--- BEGIN Input material ---
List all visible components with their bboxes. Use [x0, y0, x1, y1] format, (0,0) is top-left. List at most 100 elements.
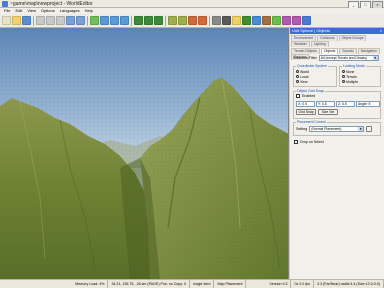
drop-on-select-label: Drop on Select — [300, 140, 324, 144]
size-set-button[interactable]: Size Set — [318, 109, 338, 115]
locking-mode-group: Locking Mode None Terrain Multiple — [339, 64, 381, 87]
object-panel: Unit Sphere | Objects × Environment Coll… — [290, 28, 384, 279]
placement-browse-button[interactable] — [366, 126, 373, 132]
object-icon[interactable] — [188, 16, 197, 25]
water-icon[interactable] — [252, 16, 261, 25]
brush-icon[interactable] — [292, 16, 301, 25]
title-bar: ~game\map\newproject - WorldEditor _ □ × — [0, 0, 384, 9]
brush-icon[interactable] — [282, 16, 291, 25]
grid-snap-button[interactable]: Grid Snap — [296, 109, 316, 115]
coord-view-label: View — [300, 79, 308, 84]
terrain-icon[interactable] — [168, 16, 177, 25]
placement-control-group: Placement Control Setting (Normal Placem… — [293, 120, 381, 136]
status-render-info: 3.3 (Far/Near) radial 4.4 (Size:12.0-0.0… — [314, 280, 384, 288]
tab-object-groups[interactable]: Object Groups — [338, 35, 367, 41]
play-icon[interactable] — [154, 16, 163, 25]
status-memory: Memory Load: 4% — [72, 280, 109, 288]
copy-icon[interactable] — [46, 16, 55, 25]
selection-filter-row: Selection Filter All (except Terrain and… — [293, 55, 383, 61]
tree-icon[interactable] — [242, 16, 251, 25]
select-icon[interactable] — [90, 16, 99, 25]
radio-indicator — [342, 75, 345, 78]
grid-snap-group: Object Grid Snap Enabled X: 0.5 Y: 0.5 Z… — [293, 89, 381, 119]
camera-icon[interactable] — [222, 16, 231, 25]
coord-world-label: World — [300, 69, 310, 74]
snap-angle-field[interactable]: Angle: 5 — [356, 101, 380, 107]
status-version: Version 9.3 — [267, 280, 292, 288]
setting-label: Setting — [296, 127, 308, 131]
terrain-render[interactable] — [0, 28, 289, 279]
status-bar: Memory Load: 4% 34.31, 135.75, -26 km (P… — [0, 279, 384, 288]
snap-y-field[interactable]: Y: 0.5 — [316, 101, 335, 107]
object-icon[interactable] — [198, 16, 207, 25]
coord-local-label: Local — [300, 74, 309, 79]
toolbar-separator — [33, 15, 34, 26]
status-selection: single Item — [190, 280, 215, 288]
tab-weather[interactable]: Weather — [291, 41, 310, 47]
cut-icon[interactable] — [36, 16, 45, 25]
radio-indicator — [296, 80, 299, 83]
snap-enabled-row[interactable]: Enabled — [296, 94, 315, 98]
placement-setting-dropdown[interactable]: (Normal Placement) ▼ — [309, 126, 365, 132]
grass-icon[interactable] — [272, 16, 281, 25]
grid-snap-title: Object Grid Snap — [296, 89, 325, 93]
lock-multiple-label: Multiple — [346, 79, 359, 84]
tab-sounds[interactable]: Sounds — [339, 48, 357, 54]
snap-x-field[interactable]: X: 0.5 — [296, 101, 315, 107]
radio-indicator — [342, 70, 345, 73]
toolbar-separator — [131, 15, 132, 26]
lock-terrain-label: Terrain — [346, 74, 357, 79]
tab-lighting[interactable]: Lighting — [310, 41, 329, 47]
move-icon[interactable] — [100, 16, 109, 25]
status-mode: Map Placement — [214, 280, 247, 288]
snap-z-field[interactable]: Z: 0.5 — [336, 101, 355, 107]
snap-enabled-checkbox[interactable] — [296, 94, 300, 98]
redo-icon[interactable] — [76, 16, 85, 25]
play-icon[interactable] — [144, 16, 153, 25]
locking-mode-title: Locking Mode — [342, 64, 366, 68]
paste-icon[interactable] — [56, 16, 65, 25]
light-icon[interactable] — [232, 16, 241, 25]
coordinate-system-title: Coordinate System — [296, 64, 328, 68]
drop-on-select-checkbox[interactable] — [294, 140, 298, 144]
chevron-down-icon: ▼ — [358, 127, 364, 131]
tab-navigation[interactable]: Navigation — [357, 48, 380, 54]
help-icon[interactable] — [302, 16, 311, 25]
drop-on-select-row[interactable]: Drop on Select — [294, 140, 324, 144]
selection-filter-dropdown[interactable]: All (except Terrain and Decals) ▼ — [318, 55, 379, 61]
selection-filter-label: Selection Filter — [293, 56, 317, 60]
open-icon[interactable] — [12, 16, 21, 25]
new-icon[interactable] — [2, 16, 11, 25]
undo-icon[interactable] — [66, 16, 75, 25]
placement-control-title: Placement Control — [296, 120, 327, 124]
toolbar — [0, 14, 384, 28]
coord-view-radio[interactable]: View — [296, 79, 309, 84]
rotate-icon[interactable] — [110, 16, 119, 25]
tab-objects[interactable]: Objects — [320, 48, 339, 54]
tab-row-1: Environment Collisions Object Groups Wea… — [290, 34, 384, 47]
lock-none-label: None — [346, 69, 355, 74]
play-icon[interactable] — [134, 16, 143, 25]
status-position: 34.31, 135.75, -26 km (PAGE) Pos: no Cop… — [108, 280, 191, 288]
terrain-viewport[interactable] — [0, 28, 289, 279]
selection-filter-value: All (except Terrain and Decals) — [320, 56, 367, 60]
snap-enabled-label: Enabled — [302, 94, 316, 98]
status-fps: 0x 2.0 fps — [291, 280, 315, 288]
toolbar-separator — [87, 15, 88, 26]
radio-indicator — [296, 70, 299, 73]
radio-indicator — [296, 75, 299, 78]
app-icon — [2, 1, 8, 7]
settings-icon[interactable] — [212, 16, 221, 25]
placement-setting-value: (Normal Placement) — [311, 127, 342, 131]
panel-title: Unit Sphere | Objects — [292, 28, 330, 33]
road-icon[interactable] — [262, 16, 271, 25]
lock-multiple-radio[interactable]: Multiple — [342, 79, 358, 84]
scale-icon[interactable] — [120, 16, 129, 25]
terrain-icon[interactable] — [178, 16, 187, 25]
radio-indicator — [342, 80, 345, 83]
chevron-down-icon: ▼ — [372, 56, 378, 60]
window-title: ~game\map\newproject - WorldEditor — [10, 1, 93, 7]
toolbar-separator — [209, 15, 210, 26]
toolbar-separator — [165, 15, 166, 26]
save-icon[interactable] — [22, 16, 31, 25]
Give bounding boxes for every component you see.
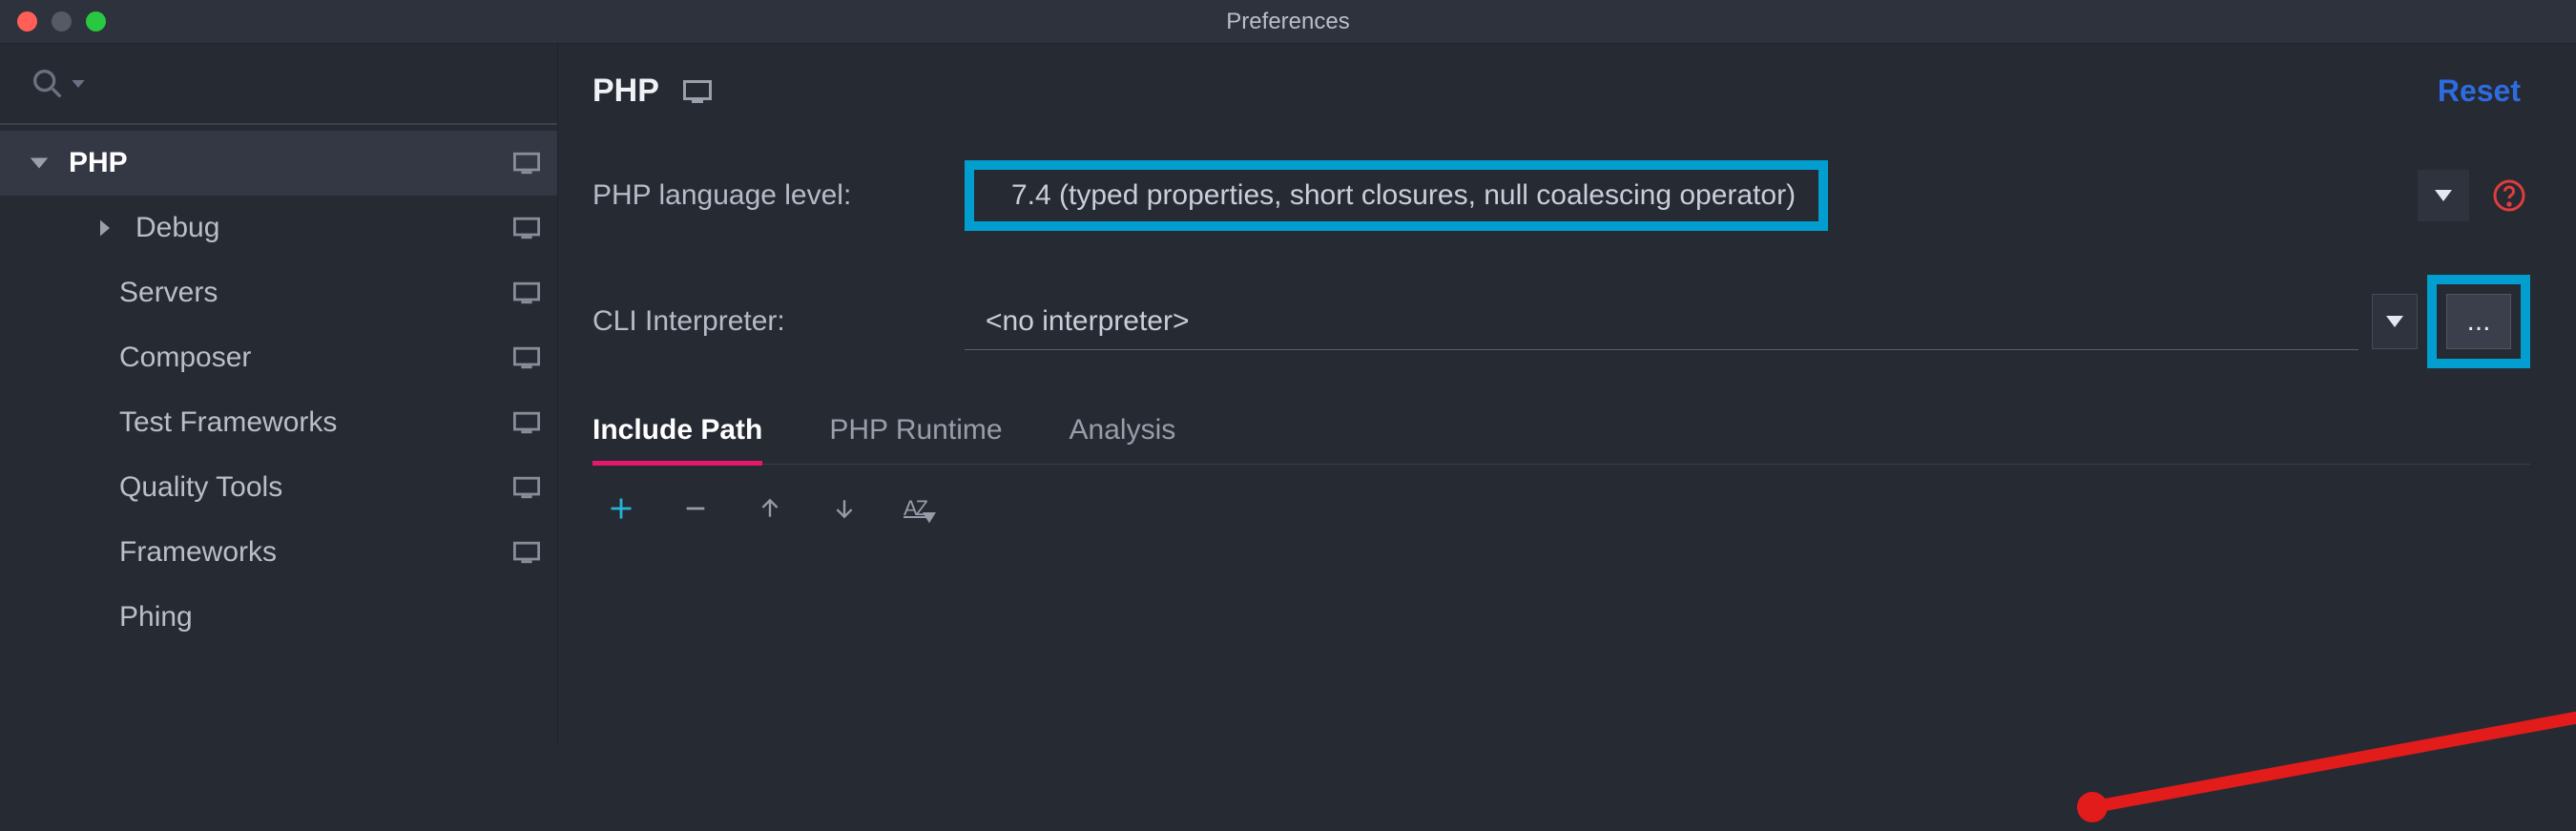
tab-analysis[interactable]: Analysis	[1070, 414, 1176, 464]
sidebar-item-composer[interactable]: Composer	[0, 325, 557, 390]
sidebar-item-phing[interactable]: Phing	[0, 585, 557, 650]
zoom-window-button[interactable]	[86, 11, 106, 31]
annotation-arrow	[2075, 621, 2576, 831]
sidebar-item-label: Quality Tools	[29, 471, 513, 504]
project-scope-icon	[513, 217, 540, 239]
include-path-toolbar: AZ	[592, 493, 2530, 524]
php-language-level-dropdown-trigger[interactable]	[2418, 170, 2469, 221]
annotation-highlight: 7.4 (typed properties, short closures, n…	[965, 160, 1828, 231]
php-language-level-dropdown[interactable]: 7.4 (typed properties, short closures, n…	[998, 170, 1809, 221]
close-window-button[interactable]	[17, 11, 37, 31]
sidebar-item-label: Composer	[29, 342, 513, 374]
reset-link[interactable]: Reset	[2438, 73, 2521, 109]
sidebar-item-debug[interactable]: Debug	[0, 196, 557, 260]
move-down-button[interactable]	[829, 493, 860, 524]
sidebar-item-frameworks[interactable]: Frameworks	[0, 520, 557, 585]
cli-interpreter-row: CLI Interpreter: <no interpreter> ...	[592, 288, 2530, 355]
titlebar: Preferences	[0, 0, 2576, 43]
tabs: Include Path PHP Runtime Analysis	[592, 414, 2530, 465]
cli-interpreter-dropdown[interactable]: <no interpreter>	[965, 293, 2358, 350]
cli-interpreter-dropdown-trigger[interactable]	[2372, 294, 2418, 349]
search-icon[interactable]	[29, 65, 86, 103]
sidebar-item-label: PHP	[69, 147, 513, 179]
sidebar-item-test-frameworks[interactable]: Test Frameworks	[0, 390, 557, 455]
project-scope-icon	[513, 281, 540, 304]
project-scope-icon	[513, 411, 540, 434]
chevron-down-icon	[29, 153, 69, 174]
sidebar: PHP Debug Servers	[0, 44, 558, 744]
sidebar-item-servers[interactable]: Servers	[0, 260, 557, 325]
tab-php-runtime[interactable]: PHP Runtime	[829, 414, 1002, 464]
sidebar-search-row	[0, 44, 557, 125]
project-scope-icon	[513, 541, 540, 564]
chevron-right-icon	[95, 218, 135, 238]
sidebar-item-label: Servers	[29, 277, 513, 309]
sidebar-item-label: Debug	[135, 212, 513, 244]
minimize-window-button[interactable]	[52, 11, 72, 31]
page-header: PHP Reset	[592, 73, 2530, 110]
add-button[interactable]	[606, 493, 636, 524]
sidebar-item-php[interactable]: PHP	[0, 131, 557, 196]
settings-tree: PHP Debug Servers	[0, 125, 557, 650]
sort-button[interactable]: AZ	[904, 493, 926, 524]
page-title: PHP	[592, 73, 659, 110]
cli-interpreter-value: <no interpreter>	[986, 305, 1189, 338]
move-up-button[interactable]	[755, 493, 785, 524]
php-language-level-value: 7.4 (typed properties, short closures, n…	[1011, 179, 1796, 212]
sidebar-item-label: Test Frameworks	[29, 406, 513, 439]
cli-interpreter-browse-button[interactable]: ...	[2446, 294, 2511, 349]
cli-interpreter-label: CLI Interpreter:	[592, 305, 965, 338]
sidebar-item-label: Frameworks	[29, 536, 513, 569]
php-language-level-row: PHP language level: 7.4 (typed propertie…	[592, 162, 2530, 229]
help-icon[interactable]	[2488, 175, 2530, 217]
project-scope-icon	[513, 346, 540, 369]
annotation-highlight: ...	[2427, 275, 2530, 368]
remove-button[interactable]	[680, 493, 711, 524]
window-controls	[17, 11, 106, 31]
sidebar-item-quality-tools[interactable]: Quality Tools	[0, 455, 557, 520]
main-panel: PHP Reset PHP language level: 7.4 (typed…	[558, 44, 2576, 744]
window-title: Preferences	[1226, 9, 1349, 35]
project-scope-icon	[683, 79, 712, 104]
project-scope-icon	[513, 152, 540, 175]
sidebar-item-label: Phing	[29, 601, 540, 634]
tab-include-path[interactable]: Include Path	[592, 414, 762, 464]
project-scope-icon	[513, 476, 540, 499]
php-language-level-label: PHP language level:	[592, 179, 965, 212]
--- END Input material ---
In the stretch from the line containing "414, 1176, 464]" through the line containing "390, 557, 455]" of the records, switch "Quality Tools" to "Code Quality" and reproduce those lines with nothing else changed.

tab-analysis[interactable]: Analysis	[1070, 414, 1176, 464]
sidebar-item-composer[interactable]: Composer	[0, 325, 557, 390]
sidebar-item-phing[interactable]: Phing	[0, 585, 557, 650]
zoom-window-button[interactable]	[86, 11, 106, 31]
annotation-arrow	[2075, 621, 2576, 831]
sidebar-item-label: Code Quality	[29, 471, 513, 504]
project-scope-icon	[513, 217, 540, 239]
include-path-toolbar: AZ	[592, 493, 2530, 524]
php-language-level-dropdown-trigger[interactable]	[2418, 170, 2469, 221]
annotation-highlight: 7.4 (typed properties, short closures, n…	[965, 160, 1828, 231]
php-language-level-dropdown[interactable]: 7.4 (typed properties, short closures, n…	[998, 170, 1809, 221]
close-window-button[interactable]	[17, 11, 37, 31]
sidebar-item-label: Composer	[29, 342, 513, 374]
reset-link[interactable]: Reset	[2438, 73, 2521, 109]
sidebar-item-debug[interactable]: Debug	[0, 196, 557, 260]
move-down-button[interactable]	[829, 493, 860, 524]
sidebar-item-frameworks[interactable]: Frameworks	[0, 520, 557, 585]
cli-interpreter-row: CLI Interpreter: <no interpreter> ...	[592, 288, 2530, 355]
titlebar: Preferences	[0, 0, 2576, 43]
tabs: Include Path PHP Runtime Analysis	[592, 414, 2530, 465]
cli-interpreter-dropdown[interactable]: <no interpreter>	[965, 293, 2358, 350]
cli-interpreter-dropdown-trigger[interactable]	[2372, 294, 2418, 349]
search-icon[interactable]	[29, 65, 86, 103]
sidebar-item-label: PHP	[69, 147, 513, 179]
sidebar-item-test-frameworks[interactable]: Test Frameworks	[0, 390, 557, 455]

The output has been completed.